▶ **Data entries**
"""

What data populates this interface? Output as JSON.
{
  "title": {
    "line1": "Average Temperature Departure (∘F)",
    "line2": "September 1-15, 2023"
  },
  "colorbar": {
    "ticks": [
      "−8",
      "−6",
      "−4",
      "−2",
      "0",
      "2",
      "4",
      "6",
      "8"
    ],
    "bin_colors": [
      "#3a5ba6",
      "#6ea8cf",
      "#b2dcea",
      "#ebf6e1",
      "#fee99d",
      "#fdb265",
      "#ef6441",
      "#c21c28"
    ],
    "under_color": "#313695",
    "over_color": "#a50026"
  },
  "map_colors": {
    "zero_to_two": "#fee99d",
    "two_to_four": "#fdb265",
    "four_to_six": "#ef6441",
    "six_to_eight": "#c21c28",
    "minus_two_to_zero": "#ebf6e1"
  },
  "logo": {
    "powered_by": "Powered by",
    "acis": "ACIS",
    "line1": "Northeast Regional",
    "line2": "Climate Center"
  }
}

"""

Print back all the lines verbatim.

▶ **Answer to this exercise**
What data populates this interface? Output as JSON.
{
  "title": {
    "line1": "Average Temperature Departure (∘F)",
    "line2": "September 1-15, 2023"
  },
  "colorbar": {
    "ticks": [
      "−8",
      "−6",
      "−4",
      "−2",
      "0",
      "2",
      "4",
      "6",
      "8"
    ],
    "bin_colors": [
      "#3a5ba6",
      "#6ea8cf",
      "#b2dcea",
      "#ebf6e1",
      "#fee99d",
      "#fdb265",
      "#ef6441",
      "#c21c28"
    ],
    "under_color": "#313695",
    "over_color": "#a50026"
  },
  "map_colors": {
    "zero_to_two": "#fee99d",
    "two_to_four": "#fdb265",
    "four_to_six": "#ef6441",
    "six_to_eight": "#c21c28",
    "minus_two_to_zero": "#ebf6e1"
  },
  "logo": {
    "powered_by": "Powered by",
    "acis": "ACIS",
    "line1": "Northeast Regional",
    "line2": "Climate Center"
  }
}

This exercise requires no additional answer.